What is required
Output the material below in its entirety, exactly as given.

Material for the task
· · · · · · ·

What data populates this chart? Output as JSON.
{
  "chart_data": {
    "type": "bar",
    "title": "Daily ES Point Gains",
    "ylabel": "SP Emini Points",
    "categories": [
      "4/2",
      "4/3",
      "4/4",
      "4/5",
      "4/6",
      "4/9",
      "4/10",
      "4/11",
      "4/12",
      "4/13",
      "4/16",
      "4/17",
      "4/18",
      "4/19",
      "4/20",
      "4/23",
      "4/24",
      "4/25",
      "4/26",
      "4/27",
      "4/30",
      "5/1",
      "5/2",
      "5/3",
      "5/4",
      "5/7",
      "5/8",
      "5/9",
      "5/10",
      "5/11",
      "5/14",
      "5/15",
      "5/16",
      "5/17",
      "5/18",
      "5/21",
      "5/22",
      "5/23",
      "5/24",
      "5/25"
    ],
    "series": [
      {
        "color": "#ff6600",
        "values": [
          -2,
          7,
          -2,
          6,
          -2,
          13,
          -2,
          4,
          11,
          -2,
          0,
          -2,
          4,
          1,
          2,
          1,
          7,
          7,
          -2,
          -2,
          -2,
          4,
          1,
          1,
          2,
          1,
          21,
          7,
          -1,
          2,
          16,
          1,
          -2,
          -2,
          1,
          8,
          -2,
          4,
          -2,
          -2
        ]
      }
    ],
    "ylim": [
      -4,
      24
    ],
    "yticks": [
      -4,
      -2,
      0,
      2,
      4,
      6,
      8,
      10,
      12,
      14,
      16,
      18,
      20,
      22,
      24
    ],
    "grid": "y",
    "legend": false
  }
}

· · · · · · ·

Output
What data populates this chart? Output as JSON.
{
  "chart_data": {
    "type": "bar",
    "title": "Daily ES Point Gains",
    "ylabel": "SP Emini Points",
    "categories": [
      "4/2",
      "4/3",
      "4/4",
      "4/5",
      "4/6",
      "4/9",
      "4/10",
      "4/11",
      "4/12",
      "4/13",
      "4/16",
      "4/17",
      "4/18",
      "4/19",
      "4/20",
      "4/23",
      "4/24",
      "4/25",
      "4/26",
      "4/27",
      "4/30",
      "5/1",
      "5/2",
      "5/3",
      "5/4",
      "5/7",
      "5/8",
      "5/9",
      "5/10",
      "5/11",
      "5/14",
      "5/15",
      "5/16",
      "5/17",
      "5/18",
      "5/21",
      "5/22",
      "5/23",
      "5/24",
      "5/25"
    ],
    "series": [
      {
        "color": "#ff6600",
        "values": [
          -2,
          7,
          -2,
          6,
          -2,
          13,
          -2,
          4,
          11,
          -2,
          0,
          -2,
          4,
          1,
          2,
          1,
          7,
          7,
          -2,
          -2,
          -2,
          4,
          1,
          1,
          2,
          1,
          21,
          7,
          -1,
          2,
          16,
          1,
          -2,
          -2,
          1,
          8,
          -2,
          4,
          -2,
          -2
        ]
      }
    ],
    "ylim": [
      -4,
      24
    ],
    "yticks": [
      -4,
      -2,
      0,
      2,
      4,
      6,
      8,
      10,
      12,
      14,
      16,
      18,
      20,
      22,
      24
    ],
    "grid": "y",
    "legend": false
  }
}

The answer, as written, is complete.